Write out every line of the rows below as a JSON list of strings, one string per line, with blank lines and pictures left out.

⟨

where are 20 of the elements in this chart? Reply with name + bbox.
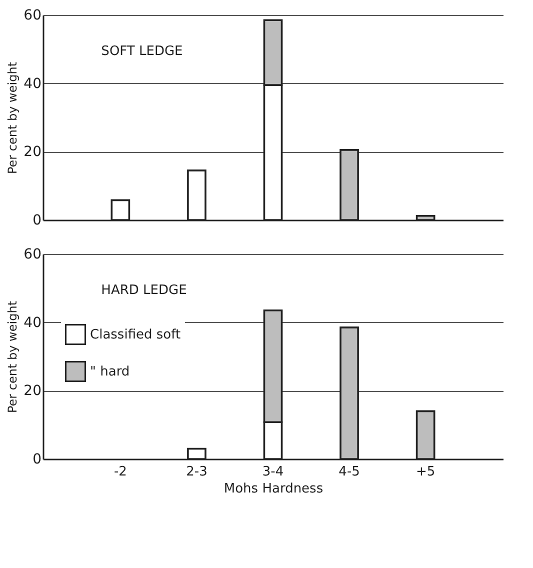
y-tick-label: 60	[24, 8, 42, 24]
x-tick-label: 2-3	[186, 464, 208, 480]
y-tick-label: 0	[32, 212, 42, 228]
x-tick-label: -2	[114, 464, 127, 480]
y-axis-title: Per cent by weight	[6, 300, 20, 414]
y-axis-title: Per cent by weight	[6, 62, 20, 174]
y-tick-label: 40	[24, 314, 42, 331]
x-tick-label: +5	[416, 464, 436, 480]
x-tick-label: 4-5	[338, 464, 360, 480]
legend-label: " hard	[90, 364, 130, 380]
legend-label: Classified soft	[90, 328, 181, 342]
y-tick-label: 60	[24, 246, 42, 262]
y-tick-label: 40	[24, 76, 42, 92]
text: SOFT LEDGE	[101, 44, 183, 59]
x-tick-label: 3-4	[262, 464, 284, 480]
y-tick-label: 0	[32, 452, 42, 468]
x-axis-title: Mohs Hardness	[224, 482, 324, 496]
text: HARD LEDGE	[101, 283, 187, 298]
y-tick-label: 20	[24, 383, 42, 400]
y-tick-label: 20	[24, 144, 42, 160]
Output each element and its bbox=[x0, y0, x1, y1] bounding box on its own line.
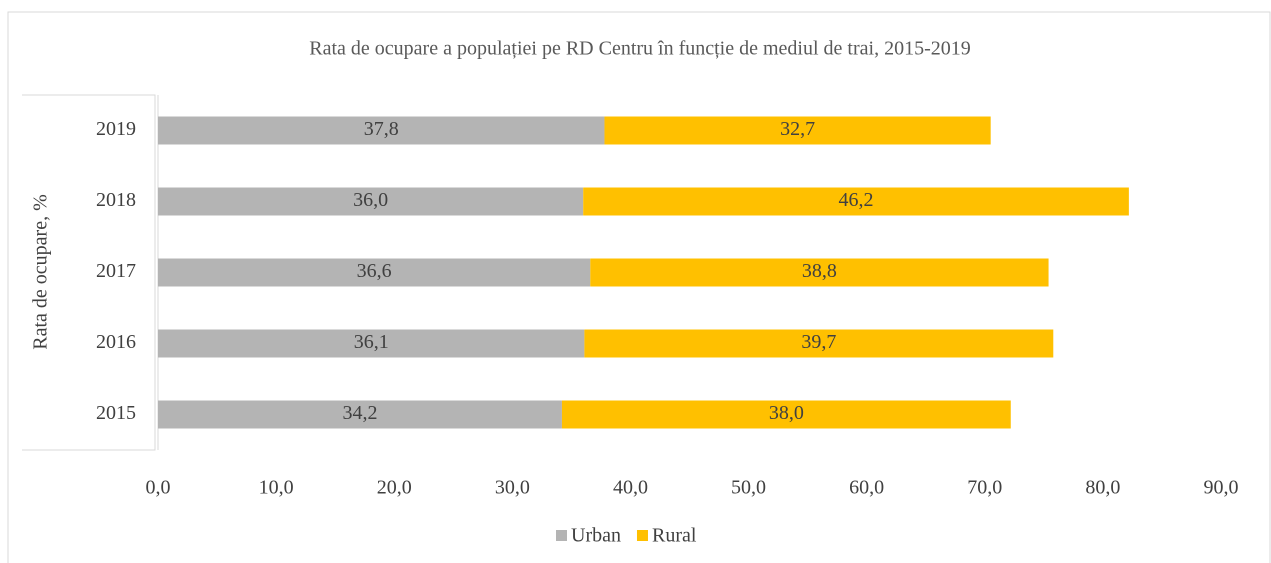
chart-title: Rata de ocupare a populației pe RD Centr… bbox=[309, 38, 970, 60]
value-label: 34,2 bbox=[342, 402, 377, 424]
x-tick-label: 30,0 bbox=[495, 477, 530, 499]
legend-label: Rural bbox=[652, 525, 697, 547]
value-label: 46,2 bbox=[839, 189, 874, 211]
x-tick-label: 90,0 bbox=[1204, 477, 1239, 499]
bar-segment bbox=[158, 187, 584, 216]
x-tick-label: 70,0 bbox=[967, 477, 1002, 499]
bar-segment bbox=[590, 258, 1049, 287]
x-tick-label: 80,0 bbox=[1085, 477, 1120, 499]
bar-segment bbox=[158, 258, 591, 287]
y-tick-label: 2017 bbox=[96, 260, 136, 282]
value-label: 38,8 bbox=[802, 260, 837, 282]
value-label: 39,7 bbox=[801, 331, 836, 353]
bar-segment bbox=[158, 329, 585, 358]
bar-segment bbox=[584, 329, 1054, 358]
x-tick-label: 20,0 bbox=[377, 477, 412, 499]
value-label: 32,7 bbox=[780, 118, 815, 140]
legend-label: Urban bbox=[571, 525, 621, 547]
chart-frame bbox=[7, 11, 1271, 563]
bar-segment bbox=[561, 400, 1011, 429]
bar-segment bbox=[158, 116, 605, 145]
bar-segment bbox=[158, 400, 562, 429]
bar-segment bbox=[604, 116, 991, 145]
bar-segment bbox=[583, 187, 1129, 216]
x-tick-label: 50,0 bbox=[731, 477, 766, 499]
axis-title-box bbox=[22, 94, 156, 451]
y-tick-label: 2019 bbox=[96, 118, 136, 140]
y-tick-label: 2015 bbox=[96, 402, 136, 424]
x-tick-label: 60,0 bbox=[849, 477, 884, 499]
value-label: 38,0 bbox=[769, 402, 804, 424]
y-tick-label: 2016 bbox=[96, 331, 136, 353]
y-tick-label: 2018 bbox=[96, 189, 136, 211]
legend-swatch bbox=[636, 530, 648, 541]
y-axis-label: Rata de ocupare, % bbox=[30, 194, 52, 349]
x-tick-label: 0,0 bbox=[146, 477, 171, 499]
value-label: 36,6 bbox=[357, 260, 392, 282]
legend-swatch bbox=[556, 530, 567, 541]
x-tick-label: 10,0 bbox=[259, 477, 294, 499]
value-label: 37,8 bbox=[364, 118, 399, 140]
value-label: 36,1 bbox=[354, 331, 389, 353]
value-label: 36,0 bbox=[353, 189, 388, 211]
x-tick-label: 40,0 bbox=[613, 477, 648, 499]
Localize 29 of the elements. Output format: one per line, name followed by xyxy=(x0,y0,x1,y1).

⟩

> **Written response**:
[
  "where are 20 of the elements in this chart? Reply with name + bbox.",
  "y-tick-label: 60\t[24, 8, 42, 24]",
  "x-tick-label: 2-3\t[186, 464, 208, 480]",
  "y-tick-label: 0\t[32, 212, 42, 228]",
  "x-tick-label: -2\t[114, 464, 127, 480]",
  "y-axis-title: Per cent by weight\t[6, 300, 20, 414]",
  "y-axis-title: Per cent by weight\t[6, 62, 20, 174]",
  "y-tick-label: 40\t[24, 314, 42, 331]",
  "x-tick-label: +5\t[416, 464, 436, 480]",
  "x-tick-label: 4-5\t[338, 464, 360, 480]",
  "legend-label: \" hard\t[90, 364, 130, 380]",
  "legend-label: Classified soft\t[90, 328, 181, 342]",
  "y-tick-label: 60\t[24, 246, 42, 262]",
  "y-tick-label: 40\t[24, 76, 42, 92]",
  "text: SOFT LEDGE\t[101, 44, 183, 59]",
  "x-tick-label: 3-4\t[262, 464, 284, 480]",
  "y-tick-label: 0\t[32, 452, 42, 468]",
  "x-axis-title: Mohs Hardness\t[224, 482, 324, 496]",
  "text: HARD LEDGE\t[101, 283, 187, 298]",
  "y-tick-label: 20\t[24, 383, 42, 400]",
  "y-tick-label: 20\t[24, 144, 42, 160]",
  "Output each element and its bbox=[x0, y0, x1, y1] bounding box on its own line.",
  "chart-title: Rata de ocupare a populației pe RD Centr… bbox=[309, 38, 970, 60]",
  "value-label: 34,2 bbox=[342, 402, 377, 424]",
  "x-tick-label: 30,0 bbox=[495, 477, 530, 499]",
  "legend-label: Rural bbox=[652, 525, 697, 547]",
  "value-label: 46,2 bbox=[839, 189, 874, 211]",
  "x-tick-label: 90,0 bbox=[1204, 477, 1239, 499]",
  "bar-segment bbox=[158, 187, 584, 216]",
  "x-tick-label: 70,0 bbox=[967, 477, 1002, 499]",
  "bar-segment bbox=[590, 258, 1049, 287]",
  "x-tick-label: 80,0 bbox=[1085, 477, 1120, 499]",
  "bar-segment bbox=[158, 258, 591, 287]",
  "y-tick-label: 2017 bbox=[96, 260, 136, 282]",
  "value-label: 38,8 bbox=[802, 260, 837, 282]",
  "value-label: 39,7 bbox=[801, 331, 836, 353]",
  "bar-segment bbox=[158, 329, 585, 358]",
  "bar-segment bbox=[584, 329, 1054, 358]",
  "x-tick-label: 20,0 bbox=[377, 477, 412, 499]",
  "value-label: 32,7 bbox=[780, 118, 815, 140]",
  "legend-label: Urban bbox=[571, 525, 621, 547]",
  "chart-frame bbox=[7, 11, 1271, 563]",
  "bar-segment bbox=[561, 400, 1011, 429]",
  "bar-segment bbox=[158, 116, 605, 145]",
  "bar-segment bbox=[158, 400, 562, 429]",
  "bar-segment bbox=[604, 116, 991, 145]",
  "bar-segment bbox=[583, 187, 1129, 216]",
  "x-tick-label: 50,0 bbox=[731, 477, 766, 499]",
  "axis-title-box bbox=[22, 94, 156, 451]",
  "y-tick-label: 2019 bbox=[96, 118, 136, 140]",
  "y-tick-label: 2015 bbox=[96, 402, 136, 424]",
  "x-tick-label: 60,0 bbox=[849, 477, 884, 499]",
  "value-label: 38,0 bbox=[769, 402, 804, 424]",
  "y-tick-label: 2016 bbox=[96, 331, 136, 353]",
  "y-tick-label: 2018 bbox=[96, 189, 136, 211]",
  "legend-swatch bbox=[636, 530, 648, 541]",
  "y-axis-label: Rata de ocupare, % bbox=[30, 194, 52, 349]",
  "x-tick-label: 0,0 bbox=[146, 477, 171, 499]",
  "value-label: 36,6 bbox=[357, 260, 392, 282]",
  "legend-swatch bbox=[556, 530, 567, 541]",
  "x-tick-label: 10,0 bbox=[259, 477, 294, 499]",
  "value-label: 37,8 bbox=[364, 118, 399, 140]",
  "value-label: 36,1 bbox=[354, 331, 389, 353]",
  "value-label: 36,0 bbox=[353, 189, 388, 211]",
  "x-tick-label: 40,0 bbox=[613, 477, 648, 499]",
  "Localize 29 of the elements. Output format: one per line, name followed by xyxy=(x0,y0,x1,y1)."
]